**WRITTEN REQUEST:** Extract every line that includes the string "Bekasi".

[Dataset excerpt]
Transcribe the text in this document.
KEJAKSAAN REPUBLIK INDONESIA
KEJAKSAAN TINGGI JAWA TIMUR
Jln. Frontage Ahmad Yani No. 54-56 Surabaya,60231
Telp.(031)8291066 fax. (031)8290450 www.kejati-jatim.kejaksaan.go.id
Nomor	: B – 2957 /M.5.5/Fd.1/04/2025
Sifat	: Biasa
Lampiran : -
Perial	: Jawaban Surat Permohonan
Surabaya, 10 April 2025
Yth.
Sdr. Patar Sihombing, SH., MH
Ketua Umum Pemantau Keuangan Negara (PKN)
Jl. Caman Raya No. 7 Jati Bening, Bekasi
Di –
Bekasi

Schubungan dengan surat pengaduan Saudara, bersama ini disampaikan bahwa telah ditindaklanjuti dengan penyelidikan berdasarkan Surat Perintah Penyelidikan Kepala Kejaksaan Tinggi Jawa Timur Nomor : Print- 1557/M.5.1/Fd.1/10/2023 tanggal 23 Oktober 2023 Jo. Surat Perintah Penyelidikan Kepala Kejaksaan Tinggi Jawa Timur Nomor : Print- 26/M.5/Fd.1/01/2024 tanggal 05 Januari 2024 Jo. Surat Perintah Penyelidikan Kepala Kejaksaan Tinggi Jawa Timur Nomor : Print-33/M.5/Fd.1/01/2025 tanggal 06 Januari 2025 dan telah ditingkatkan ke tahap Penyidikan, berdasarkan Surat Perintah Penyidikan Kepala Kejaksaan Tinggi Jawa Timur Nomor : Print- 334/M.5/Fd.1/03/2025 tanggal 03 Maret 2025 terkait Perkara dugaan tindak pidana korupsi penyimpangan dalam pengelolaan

**EXERCISE ANSWER:**
Jl. Caman Raya No. 7 Jati Bening, Bekasi
Bekasi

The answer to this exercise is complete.